**RECORDS FOR THE EXERCISE:**
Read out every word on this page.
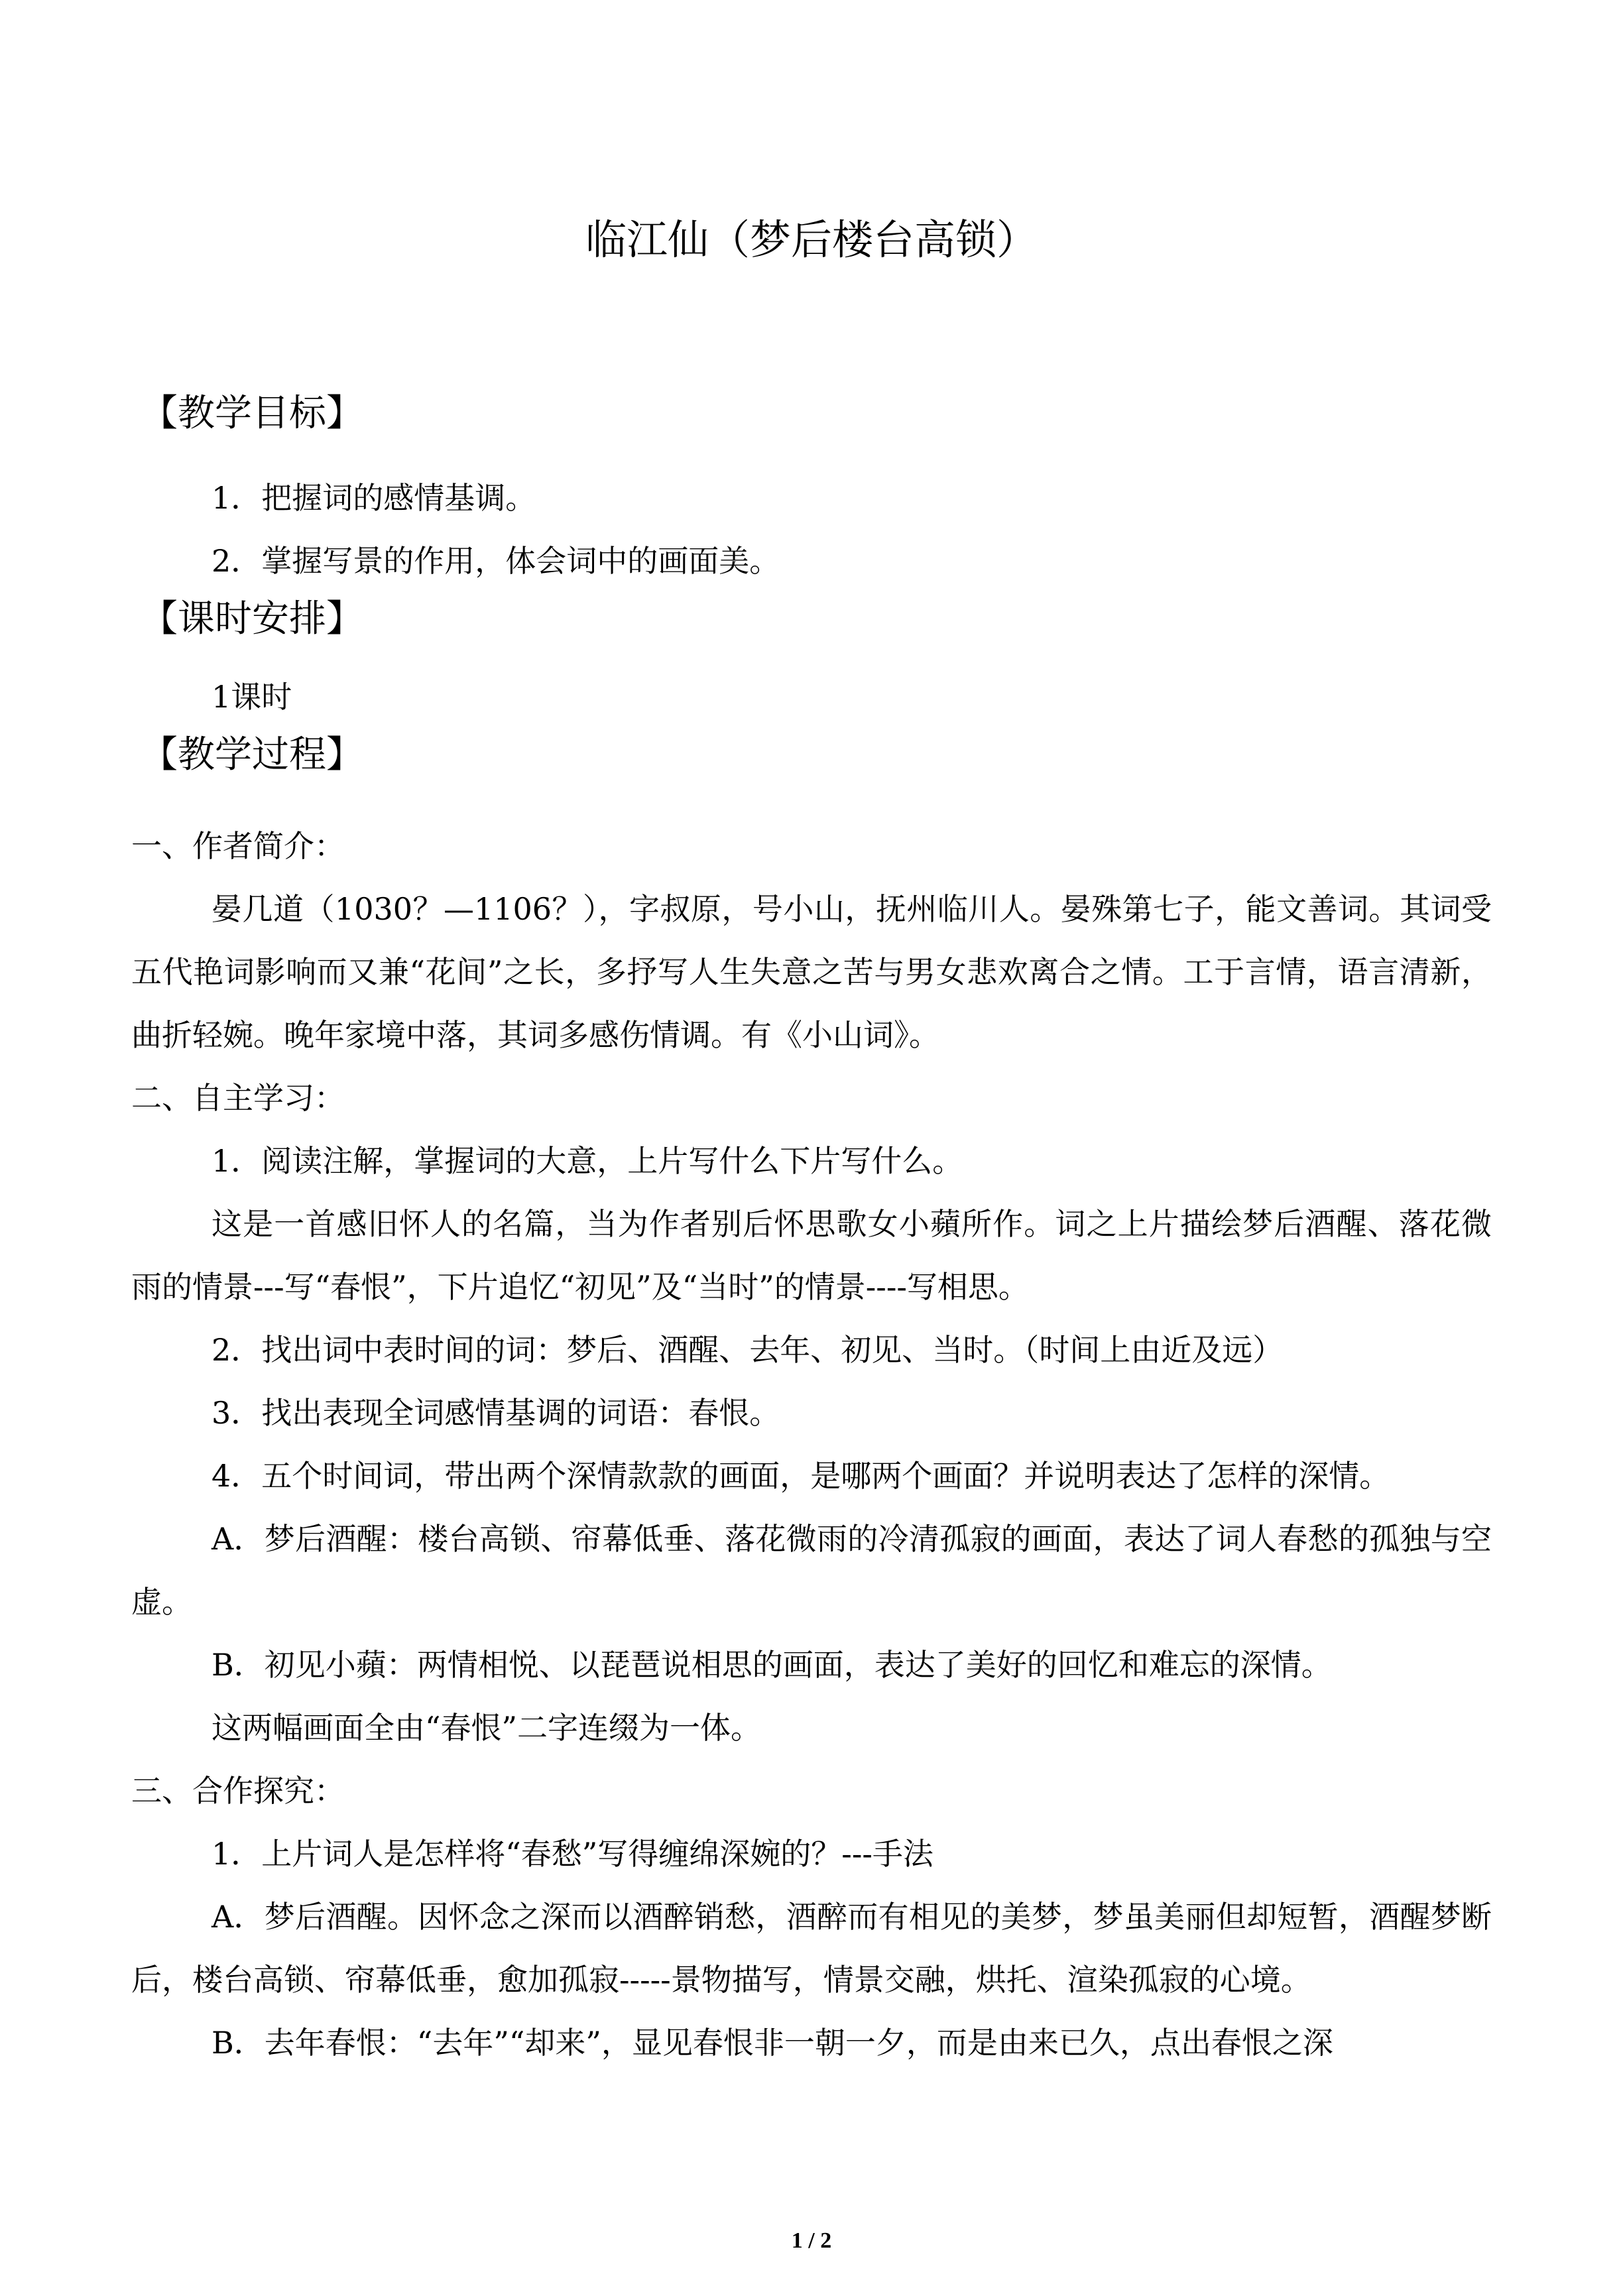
临江仙（梦后楼台高锁）
【教学目标】

1．把握词的感情基调。

2．掌握写景的作用，体会词中的画面美。

【课时安排】

1课时

【教学过程】

一、作者简介：

晏几道（1030？—1106？），字叔原，号小山，抚州临川人。晏殊第七子，能文善词。其词受五代艳词影响而又兼“花间”之长，多抒写人生失意之苦与男女悲欢离合之情。工于言情，语言清新，曲折轻婉。晚年家境中落，其词多感伤情调。有《小山词》。

二、自主学习：

1．阅读注解，掌握词的大意，上片写什么下片写什么。

这是一首感旧怀人的名篇，当为作者别后怀思歌女小蘋所作。词之上片描绘梦后酒醒、落花微雨的情景---写“春恨”，下片追忆“初见”及“当时”的情景----写相思。

2．找出词中表时间的词：梦后、酒醒、去年、初见、当时。（时间上由近及远）

3．找出表现全词感情基调的词语：春恨。

4．五个时间词，带出两个深情款款的画面，是哪两个画面？并说明表达了怎样的深情。

A．梦后酒醒：楼台高锁、帘幕低垂、落花微雨的冷清孤寂的画面，表达了词人春愁的孤独与空虚。

B．初见小蘋：两情相悦、以琵琶说相思的画面，表达了美好的回忆和难忘的深情。

这两幅画面全由“春恨”二字连缀为一体。

三、合作探究：

1．上片词人是怎样将“春愁”写得缠绵深婉的？---手法

A．梦后酒醒。因怀念之深而以酒醉销愁，酒醉而有相见的美梦，梦虽美丽但却短暂，酒醒梦断后，楼台高锁、帘幕低垂，愈加孤寂-----景物描写，情景交融，烘托、渲染孤寂的心境。

B．去年春恨：“去年”“却来”，显见春恨非一朝一夕，而是由来已久，点出春恨之深

1 / 2
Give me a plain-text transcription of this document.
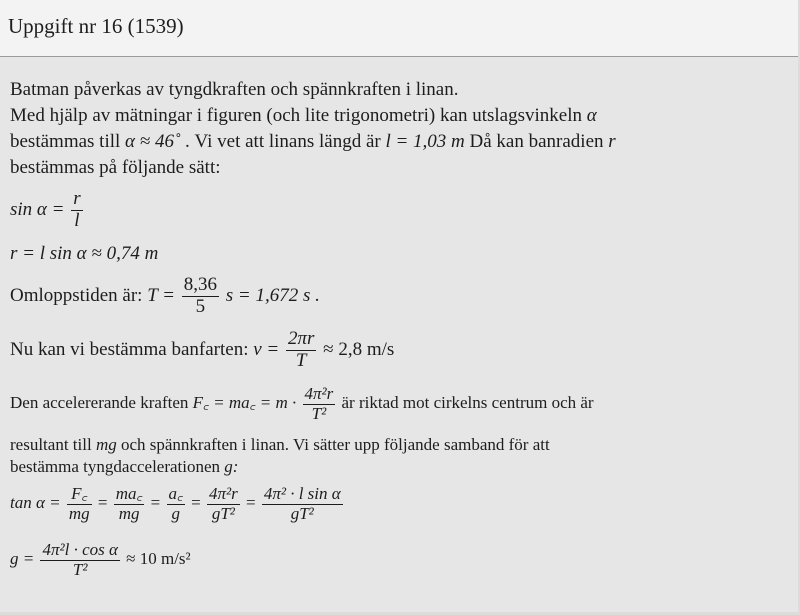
Uppgift nr 16 (1539)
Batman påverkas av tyngdkraften och spännkraften i linan.
Med hjälp av mätningar i figuren (och lite trigonometri) kan utslagsvinkeln α
bestämmas till α ≈ 46˚ . Vi vet att linans längd är l = 1,03 m Då kan banradien r
bestämmas på följande sätt:
$\sin \alpha = \frac{r}{l}$
r = l sin α ≈ 0,74 m
Omloppstiden är: $T = \frac{8,36}{5}$ s = 1,672 s .
Nu kan vi bestämma banfarten: $v = \frac{2\pi r}{T} \approx 2,8$ m/s
Den accelererande kraften F꜀ = ma꜀ = $m \cdot \frac{\text{4π²r}}{\text{T²}}$ är riktad mot cirkelns centrum och är
resultant till mg och spännkraften i linan. Vi sätter upp följande samband för att
bestämma tyngdaccelerationen g:
$\tan \alpha = \frac{F꜀}{mg} = \frac{ma꜀}{mg} = \frac{a꜀}{g} = \frac{\text{4π²r}}{\text{gT²}} = \frac{\text{4π² · l sin α}}{\text{gT²}}$
$g = \frac{\text{4π²l · cos α}}{\text{T²}} \approx 10$ m/s²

**DIRECTION:** Each line containing the word "följande" counts once; say how many such lines there are, giving only the number.

**ANSWER TO THIS PROBLEM:** 2